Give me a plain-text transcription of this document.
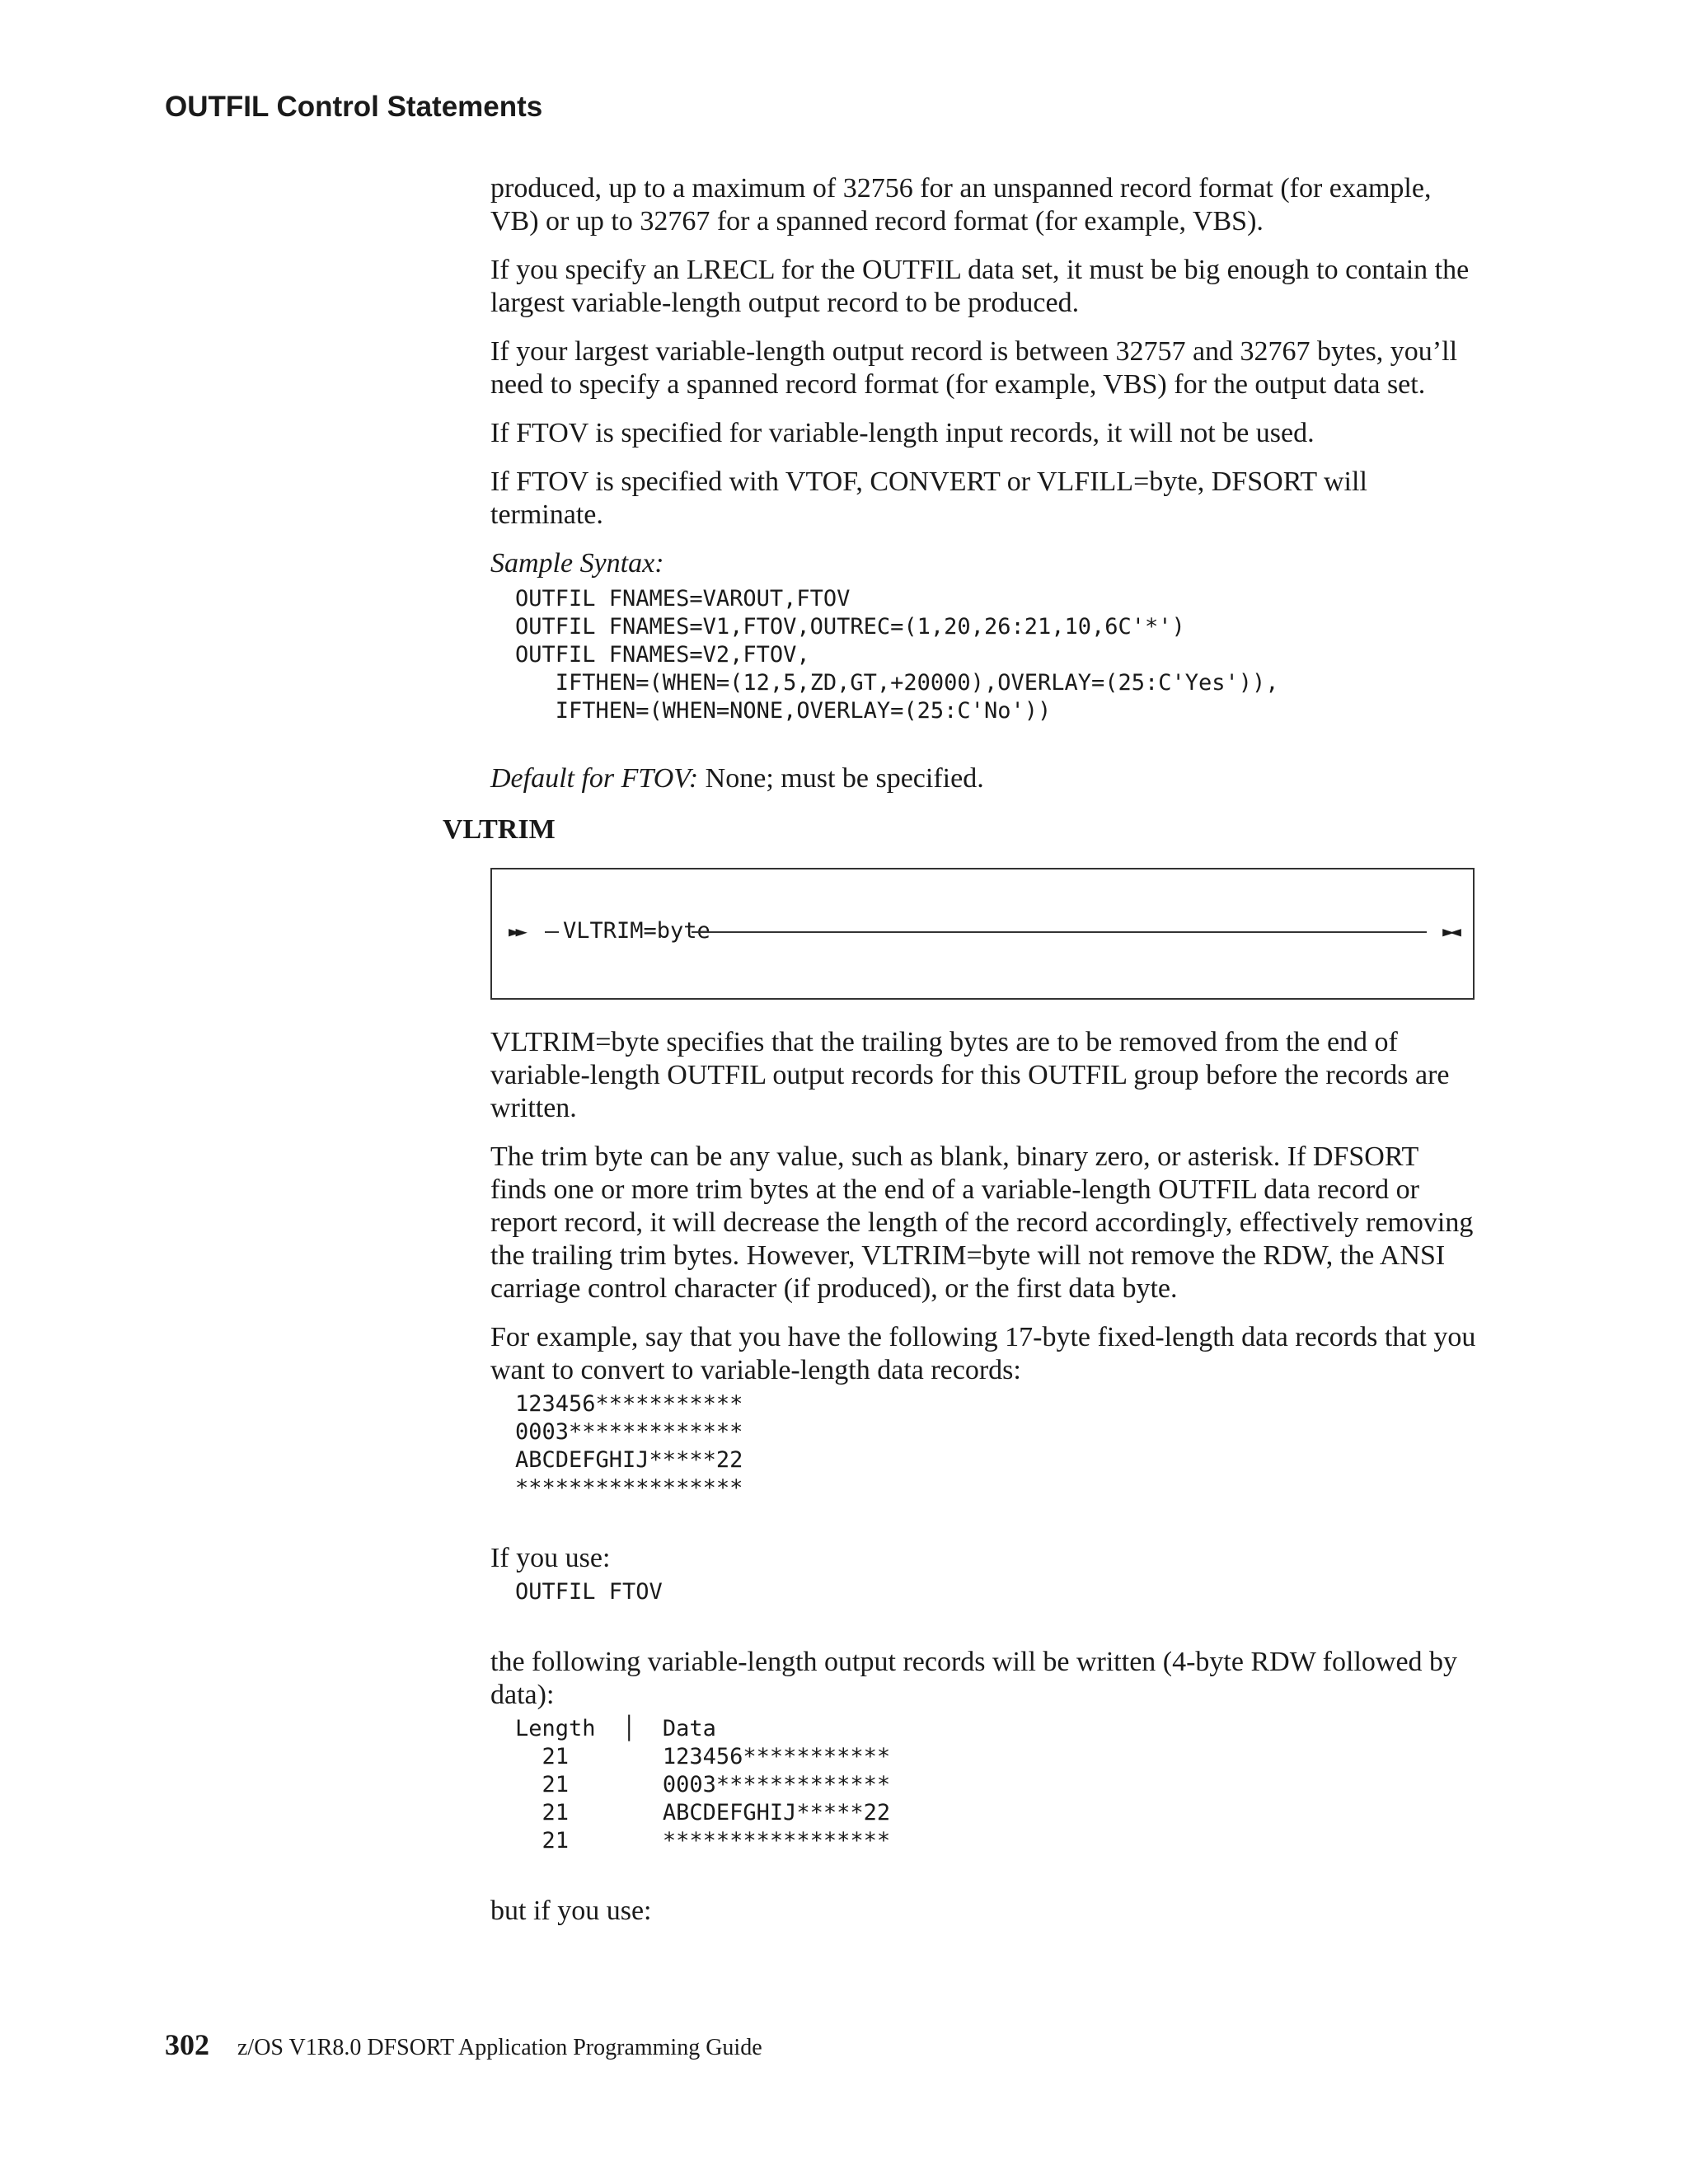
OUTFIL Control Statements

produced, up to a maximum of 32756 for an unspanned record format (for example, VB) or up to 32767 for a spanned record format (for example, VBS).

If you specify an LRECL for the OUTFIL data set, it must be big enough to contain the largest variable-length output record to be produced.

If your largest variable-length output record is between 32757 and 32767 bytes, you’ll need to specify a spanned record format (for example, VBS) for the output data set.

If FTOV is specified for variable-length input records, it will not be used.

If FTOV is specified with VTOF, CONVERT or VLFILL=byte, DFSORT will terminate.

Sample Syntax:

OUTFIL FNAMES=VAROUT,FTOV
OUTFIL FNAMES=V1,FTOV,OUTREC=(1,20,26:21,10,6C'*')
OUTFIL FNAMES=V2,FTOV,
IFTHEN=(WHEN=(12,5,ZD,GT,+20000),OVERLAY=(25:C'Yes')),
IFTHEN=(WHEN=NONE,OVERLAY=(25:C'No'))

Default for FTOV: None; must be specified.

VLTRIM
►► VLTRIM=byte	►◄

VLTRIM=byte specifies that the trailing bytes are to be removed from the end of variable-length OUTFIL output records for this OUTFIL group before the records are written.

The trim byte can be any value, such as blank, binary zero, or asterisk. If DFSORT finds one or more trim bytes at the end of a variable-length OUTFIL data record or report record, it will decrease the length of the record accordingly, effectively removing the trailing trim bytes. However, VLTRIM=byte will not remove the RDW, the ANSI carriage control character (if produced), or the first data byte.

For example, say that you have the following 17-byte fixed-length data records that you want to convert to variable-length data records:

123456***********
0003*************
ABCDEFGHIJ*****22
*****************

If you use:

OUTFIL FTOV

the following variable-length output records will be written (4-byte RDW followed by data):

Length │ Data
21	123456***********
21	0003*************
21	ABCDEFGHIJ*****22
21	*****************

but if you use:

302 z/OS V1R8.0 DFSORT Application Programming Guide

|---|

EXERCISE TASK.
Write out each line of the data exactly; the images should be left out.

SOLUTION TO THE EXERCISE.
Give me a plain-text transcription of this document.
OUTFIL Control Statements

produced, up to a maximum of 32756 for an unspanned record format (for example, VB) or up to 32767 for a spanned record format (for example, VBS).

If you specify an LRECL for the OUTFIL data set, it must be big enough to contain the largest variable-length output record to be produced.

If your largest variable-length output record is between 32757 and 32767 bytes, you’ll need to specify a spanned record format (for example, VBS) for the output data set.

If FTOV is specified for variable-length input records, it will not be used.

If FTOV is specified with VTOF, CONVERT or VLFILL=byte, DFSORT will terminate.

Sample Syntax:

OUTFIL FNAMES=VAROUT,FTOV
OUTFIL FNAMES=V1,FTOV,OUTREC=(1,20,26:21,10,6C'*')
OUTFIL FNAMES=V2,FTOV,
IFTHEN=(WHEN=(12,5,ZD,GT,+20000),OVERLAY=(25:C'Yes')),
IFTHEN=(WHEN=NONE,OVERLAY=(25:C'No'))

Default for FTOV: None; must be specified.

VLTRIM
►► VLTRIM=byte	►◄

VLTRIM=byte specifies that the trailing bytes are to be removed from the end of variable-length OUTFIL output records for this OUTFIL group before the records are written.

The trim byte can be any value, such as blank, binary zero, or asterisk. If DFSORT finds one or more trim bytes at the end of a variable-length OUTFIL data record or report record, it will decrease the length of the record accordingly, effectively removing the trailing trim bytes. However, VLTRIM=byte will not remove the RDW, the ANSI carriage control character (if produced), or the first data byte.

For example, say that you have the following 17-byte fixed-length data records that you want to convert to variable-length data records:

123456***********
0003*************
ABCDEFGHIJ*****22
*****************

If you use:

OUTFIL FTOV

the following variable-length output records will be written (4-byte RDW followed by data):

Length │ Data
21	123456***********
21	0003*************
21	ABCDEFGHIJ*****22
21	*****************

but if you use:

302 z/OS V1R8.0 DFSORT Application Programming Guide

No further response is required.